-- Start of RECORDS SHOWN --

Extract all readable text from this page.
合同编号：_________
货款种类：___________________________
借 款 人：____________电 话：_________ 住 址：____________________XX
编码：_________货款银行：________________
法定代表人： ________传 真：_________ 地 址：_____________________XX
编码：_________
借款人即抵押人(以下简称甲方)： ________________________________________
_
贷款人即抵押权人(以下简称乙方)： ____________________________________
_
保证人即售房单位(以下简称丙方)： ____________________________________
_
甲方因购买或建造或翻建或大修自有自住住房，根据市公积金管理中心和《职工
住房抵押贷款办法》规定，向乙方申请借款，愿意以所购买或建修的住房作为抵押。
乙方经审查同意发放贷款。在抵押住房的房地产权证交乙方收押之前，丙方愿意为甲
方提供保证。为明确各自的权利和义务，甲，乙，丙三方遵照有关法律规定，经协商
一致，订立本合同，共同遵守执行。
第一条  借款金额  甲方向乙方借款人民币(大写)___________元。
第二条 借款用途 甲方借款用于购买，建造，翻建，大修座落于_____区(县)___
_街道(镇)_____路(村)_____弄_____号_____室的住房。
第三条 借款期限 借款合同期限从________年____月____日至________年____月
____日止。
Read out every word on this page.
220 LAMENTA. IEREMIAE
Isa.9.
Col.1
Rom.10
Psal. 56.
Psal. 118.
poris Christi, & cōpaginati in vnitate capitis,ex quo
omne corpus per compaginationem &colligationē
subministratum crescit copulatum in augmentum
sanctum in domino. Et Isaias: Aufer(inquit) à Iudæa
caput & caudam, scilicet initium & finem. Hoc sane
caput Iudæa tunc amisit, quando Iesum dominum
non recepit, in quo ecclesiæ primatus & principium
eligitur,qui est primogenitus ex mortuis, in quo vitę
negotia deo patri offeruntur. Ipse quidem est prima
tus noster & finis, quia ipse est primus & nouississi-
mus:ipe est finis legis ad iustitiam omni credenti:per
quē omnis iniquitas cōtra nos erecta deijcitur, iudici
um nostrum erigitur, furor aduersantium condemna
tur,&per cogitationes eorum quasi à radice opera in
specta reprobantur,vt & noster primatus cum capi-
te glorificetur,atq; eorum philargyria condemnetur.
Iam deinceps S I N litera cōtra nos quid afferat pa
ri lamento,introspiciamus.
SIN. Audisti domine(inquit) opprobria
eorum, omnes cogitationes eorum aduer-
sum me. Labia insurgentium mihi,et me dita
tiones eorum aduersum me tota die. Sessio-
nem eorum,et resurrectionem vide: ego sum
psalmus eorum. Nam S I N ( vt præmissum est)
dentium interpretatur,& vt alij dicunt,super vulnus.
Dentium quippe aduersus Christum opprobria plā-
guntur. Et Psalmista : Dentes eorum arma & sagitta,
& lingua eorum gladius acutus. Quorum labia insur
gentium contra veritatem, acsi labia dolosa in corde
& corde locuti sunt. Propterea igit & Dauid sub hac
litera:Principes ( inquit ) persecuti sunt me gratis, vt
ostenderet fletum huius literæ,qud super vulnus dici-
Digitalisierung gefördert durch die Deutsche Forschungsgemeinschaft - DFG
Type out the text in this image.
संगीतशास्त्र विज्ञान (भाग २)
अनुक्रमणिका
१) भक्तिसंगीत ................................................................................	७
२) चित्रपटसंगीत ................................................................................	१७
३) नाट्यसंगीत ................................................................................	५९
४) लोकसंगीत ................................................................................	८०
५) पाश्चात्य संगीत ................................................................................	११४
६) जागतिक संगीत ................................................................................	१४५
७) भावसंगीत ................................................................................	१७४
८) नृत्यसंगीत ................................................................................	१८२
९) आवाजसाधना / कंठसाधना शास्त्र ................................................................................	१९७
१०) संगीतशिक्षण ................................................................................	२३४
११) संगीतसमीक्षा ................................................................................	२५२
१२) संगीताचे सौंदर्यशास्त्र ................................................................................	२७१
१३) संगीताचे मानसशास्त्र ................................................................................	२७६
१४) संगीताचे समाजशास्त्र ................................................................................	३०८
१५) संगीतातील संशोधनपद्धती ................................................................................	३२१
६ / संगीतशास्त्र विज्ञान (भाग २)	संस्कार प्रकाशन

-- End of RECORDS SHOWN --

The records above should all be quoted exactly, please.

Extract all readable text from this page.
合同编号：_________
货款种类：___________________________
借 款 人：____________电 话：_________ 住 址：____________________XX
编码：_________货款银行：________________
法定代表人： ________传 真：_________ 地 址：_____________________XX
编码：_________
借款人即抵押人(以下简称甲方)： ________________________________________
_
贷款人即抵押权人(以下简称乙方)： ____________________________________
_
保证人即售房单位(以下简称丙方)： ____________________________________
_
甲方因购买或建造或翻建或大修自有自住住房，根据市公积金管理中心和《职工
住房抵押贷款办法》规定，向乙方申请借款，愿意以所购买或建修的住房作为抵押。
乙方经审查同意发放贷款。在抵押住房的房地产权证交乙方收押之前，丙方愿意为甲
方提供保证。为明确各自的权利和义务，甲，乙，丙三方遵照有关法律规定，经协商
一致，订立本合同，共同遵守执行。
第一条  借款金额  甲方向乙方借款人民币(大写)___________元。
第二条 借款用途 甲方借款用于购买，建造，翻建，大修座落于_____区(县)___
_街道(镇)_____路(村)_____弄_____号_____室的住房。
第三条 借款期限 借款合同期限从________年____月____日至________年____月
____日止。
Read out every word on this page.
220 LAMENTA. IEREMIAE
Isa.9.
Col.1
Rom.10
Psal. 56.
Psal. 118.
poris Christi, & cōpaginati in vnitate capitis,ex quo
omne corpus per compaginationem &colligationē
subministratum crescit copulatum in augmentum
sanctum in domino. Et Isaias: Aufer(inquit) à Iudæa
caput & caudam, scilicet initium & finem. Hoc sane
caput Iudæa tunc amisit, quando Iesum dominum
non recepit, in quo ecclesiæ primatus & principium
eligitur,qui est primogenitus ex mortuis, in quo vitę
negotia deo patri offeruntur. Ipse quidem est prima
tus noster & finis, quia ipse est primus & nouississi-
mus:ipe est finis legis ad iustitiam omni credenti:per
quē omnis iniquitas cōtra nos erecta deijcitur, iudici
um nostrum erigitur, furor aduersantium condemna
tur,&per cogitationes eorum quasi à radice opera in
specta reprobantur,vt & noster primatus cum capi-
te glorificetur,atq; eorum philargyria condemnetur.
Iam deinceps S I N litera cōtra nos quid afferat pa
ri lamento,introspiciamus.
SIN. Audisti domine(inquit) opprobria
eorum, omnes cogitationes eorum aduer-
sum me. Labia insurgentium mihi,et me dita
tiones eorum aduersum me tota die. Sessio-
nem eorum,et resurrectionem vide: ego sum
psalmus eorum. Nam S I N ( vt præmissum est)
dentium interpretatur,& vt alij dicunt,super vulnus.
Dentium quippe aduersus Christum opprobria plā-
guntur. Et Psalmista : Dentes eorum arma & sagitta,
& lingua eorum gladius acutus. Quorum labia insur
gentium contra veritatem, acsi labia dolosa in corde
& corde locuti sunt. Propterea igit & Dauid sub hac
litera:Principes ( inquit ) persecuti sunt me gratis, vt
ostenderet fletum huius literæ,qud super vulnus dici-
Digitalisierung gefördert durch die Deutsche Forschungsgemeinschaft - DFG
Type out the text in this image.
संगीतशास्त्र विज्ञान (भाग २)
अनुक्रमणिका
१) भक्तिसंगीत ................................................................................	७
२) चित्रपटसंगीत ................................................................................	१७
३) नाट्यसंगीत ................................................................................	५९
४) लोकसंगीत ................................................................................	८०
५) पाश्चात्य संगीत ................................................................................	११४
६) जागतिक संगीत ................................................................................	१४५
७) भावसंगीत ................................................................................	१७४
८) नृत्यसंगीत ................................................................................	१८२
९) आवाजसाधना / कंठसाधना शास्त्र ................................................................................	१९७
१०) संगीतशिक्षण ................................................................................	२३४
११) संगीतसमीक्षा ................................................................................	२५२
१२) संगीताचे सौंदर्यशास्त्र ................................................................................	२७१
१३) संगीताचे मानसशास्त्र ................................................................................	२७६
१४) संगीताचे समाजशास्त्र ................................................................................	३०८
१५) संगीतातील संशोधनपद्धती ................................................................................	३२१
६ / संगीतशास्त्र विज्ञान (भाग २)	संस्कार प्रकाशन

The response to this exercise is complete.